What you will do:
Give the material once more, word for word, without any images.

• • •

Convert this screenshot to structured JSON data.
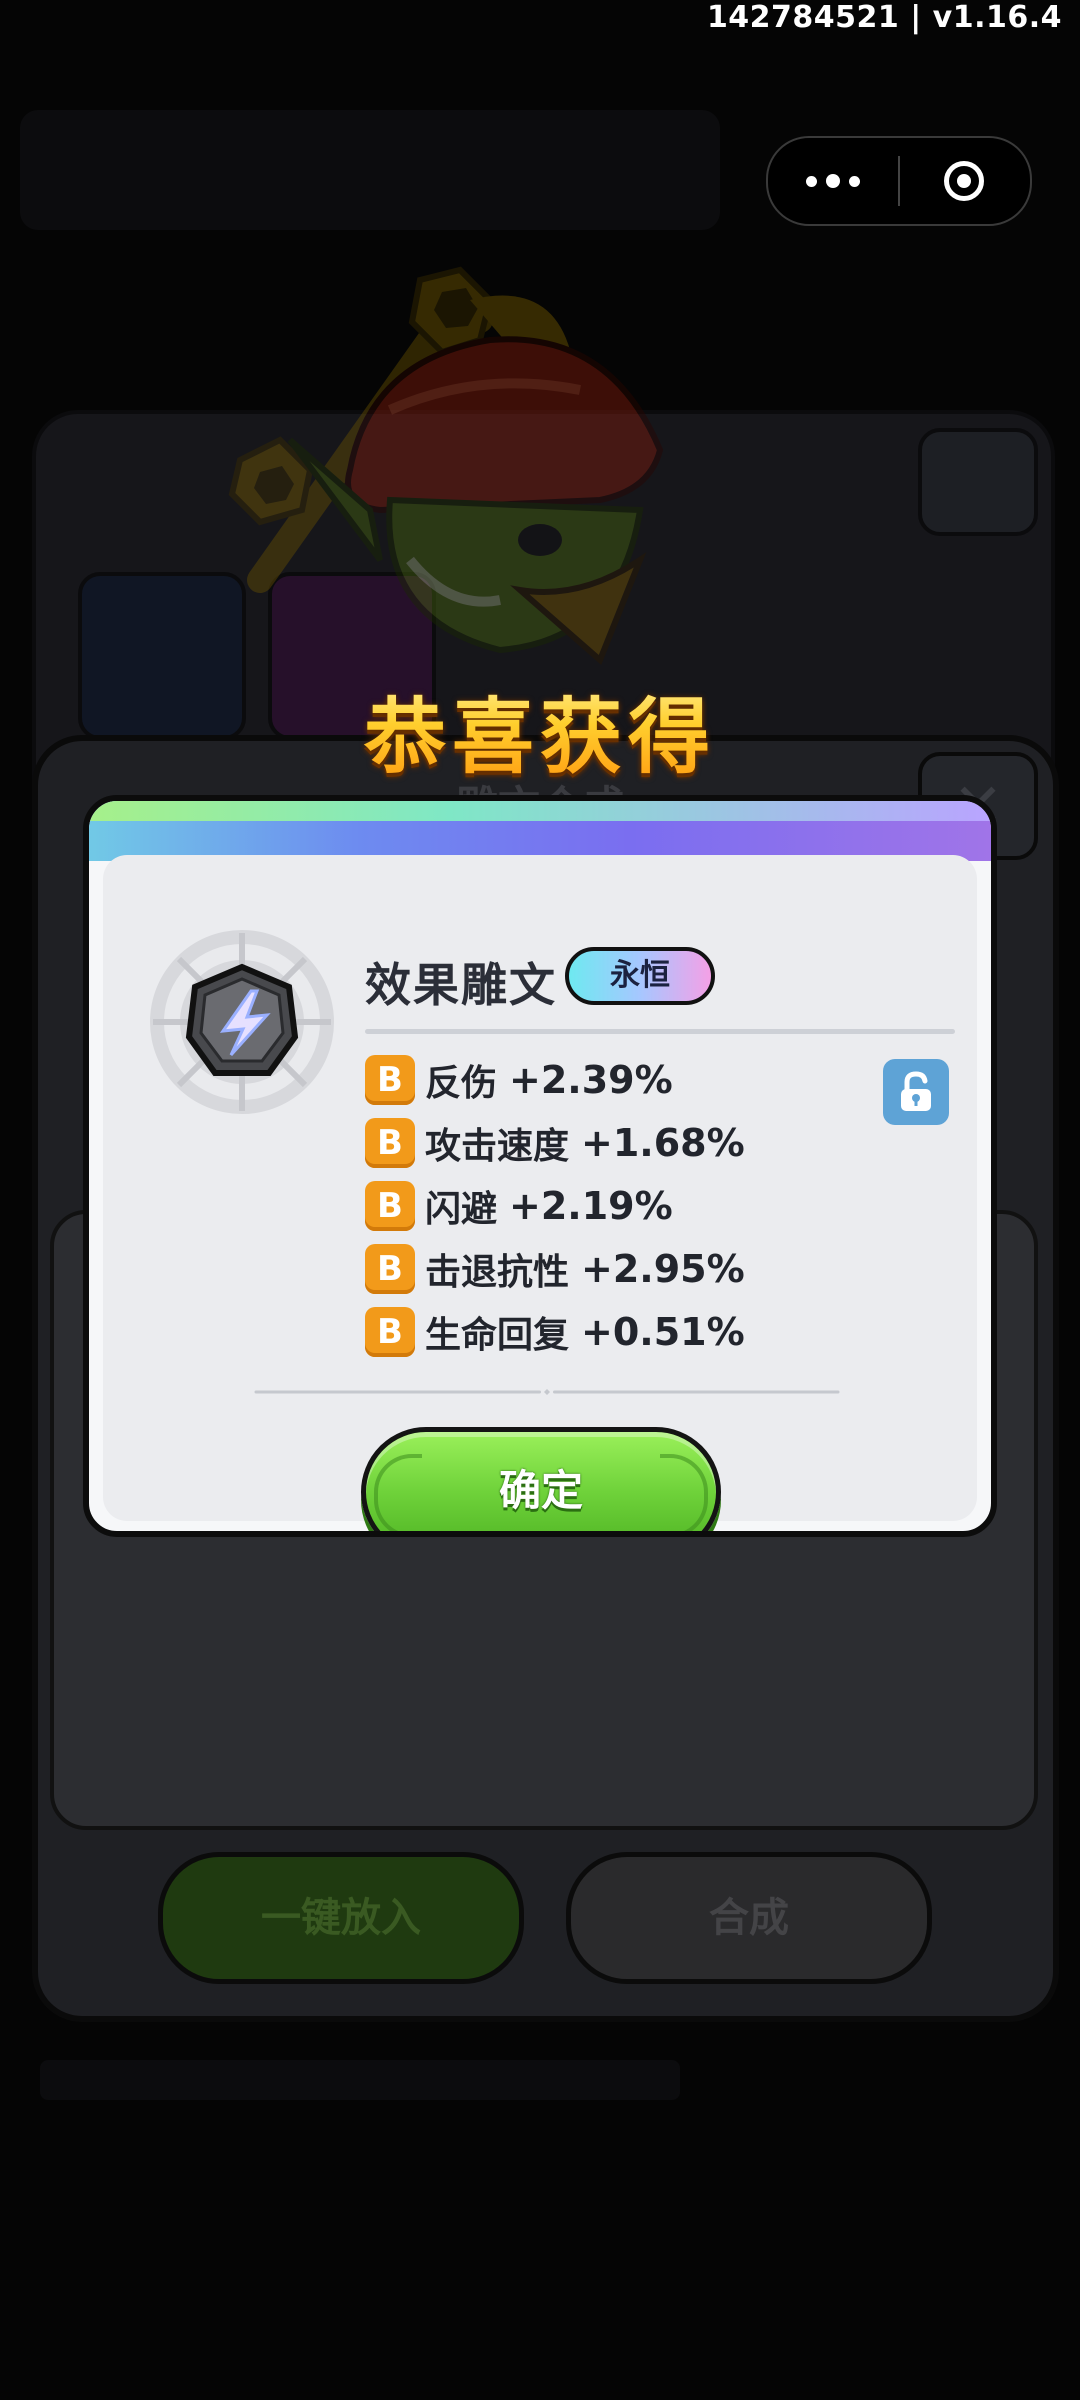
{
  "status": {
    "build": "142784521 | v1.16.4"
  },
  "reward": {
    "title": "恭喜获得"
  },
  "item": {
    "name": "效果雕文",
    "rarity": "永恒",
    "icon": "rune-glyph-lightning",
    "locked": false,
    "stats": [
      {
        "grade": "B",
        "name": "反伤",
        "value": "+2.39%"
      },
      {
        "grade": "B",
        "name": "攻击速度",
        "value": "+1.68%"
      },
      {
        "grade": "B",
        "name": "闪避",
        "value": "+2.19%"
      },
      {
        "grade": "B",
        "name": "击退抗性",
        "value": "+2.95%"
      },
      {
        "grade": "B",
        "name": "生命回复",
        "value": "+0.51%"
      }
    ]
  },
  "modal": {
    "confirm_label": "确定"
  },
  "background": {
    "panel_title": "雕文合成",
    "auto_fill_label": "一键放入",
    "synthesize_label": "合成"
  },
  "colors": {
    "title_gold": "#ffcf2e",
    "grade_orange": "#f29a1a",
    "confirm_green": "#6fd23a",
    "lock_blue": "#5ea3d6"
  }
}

• • •

Answer to the problem:
Convert this screenshot to structured JSON data.
{
  "status": {
    "build": "142784521 | v1.16.4"
  },
  "reward": {
    "title": "恭喜获得"
  },
  "item": {
    "name": "效果雕文",
    "rarity": "永恒",
    "icon": "rune-glyph-lightning",
    "locked": false,
    "stats": [
      {
        "grade": "B",
        "name": "反伤",
        "value": "+2.39%"
      },
      {
        "grade": "B",
        "name": "攻击速度",
        "value": "+1.68%"
      },
      {
        "grade": "B",
        "name": "闪避",
        "value": "+2.19%"
      },
      {
        "grade": "B",
        "name": "击退抗性",
        "value": "+2.95%"
      },
      {
        "grade": "B",
        "name": "生命回复",
        "value": "+0.51%"
      }
    ]
  },
  "modal": {
    "confirm_label": "确定"
  },
  "background": {
    "panel_title": "雕文合成",
    "auto_fill_label": "一键放入",
    "synthesize_label": "合成"
  },
  "colors": {
    "title_gold": "#ffcf2e",
    "grade_orange": "#f29a1a",
    "confirm_green": "#6fd23a",
    "lock_blue": "#5ea3d6"
  }
}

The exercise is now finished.